Objective
Omit the images. Copy each entry word for word.

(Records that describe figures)
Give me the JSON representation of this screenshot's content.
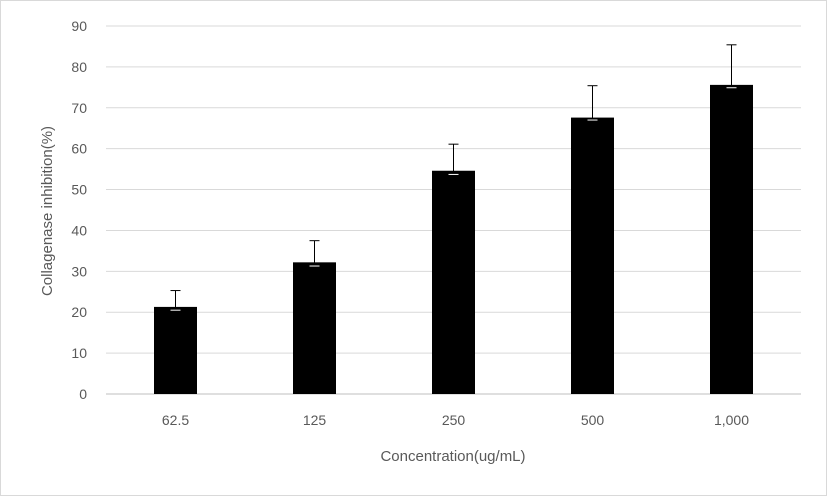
{
  "chart_data": {
    "type": "bar",
    "categories": [
      "62.5",
      "125",
      "250",
      "500",
      "1,000"
    ],
    "values": [
      21.3,
      32.2,
      54.6,
      67.6,
      75.6
    ],
    "error_upper": [
      4.0,
      5.3,
      6.5,
      7.8,
      9.8
    ],
    "error_lower": [
      0.8,
      0.9,
      0.9,
      0.6,
      0.7
    ],
    "title": "",
    "xlabel": "Concentration(ug/mL)",
    "ylabel": "Collagenase inhibition(%)",
    "ylim": [
      0,
      90
    ],
    "yticks": [
      "0",
      "10",
      "20",
      "30",
      "40",
      "50",
      "60",
      "70",
      "80",
      "90"
    ],
    "grid": true,
    "legend": "none",
    "colors": {
      "bar": "#000000",
      "grid": "#d9d9d9",
      "error_bar": "#000000",
      "text": "#595959"
    }
  }
}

The output
Give me the JSON representation of this screenshot's content.
{
  "chart_data": {
    "type": "bar",
    "categories": [
      "62.5",
      "125",
      "250",
      "500",
      "1,000"
    ],
    "values": [
      21.3,
      32.2,
      54.6,
      67.6,
      75.6
    ],
    "error_upper": [
      4.0,
      5.3,
      6.5,
      7.8,
      9.8
    ],
    "error_lower": [
      0.8,
      0.9,
      0.9,
      0.6,
      0.7
    ],
    "title": "",
    "xlabel": "Concentration(ug/mL)",
    "ylabel": "Collagenase inhibition(%)",
    "ylim": [
      0,
      90
    ],
    "yticks": [
      "0",
      "10",
      "20",
      "30",
      "40",
      "50",
      "60",
      "70",
      "80",
      "90"
    ],
    "grid": true,
    "legend": "none",
    "colors": {
      "bar": "#000000",
      "grid": "#d9d9d9",
      "error_bar": "#000000",
      "text": "#595959"
    }
  }
}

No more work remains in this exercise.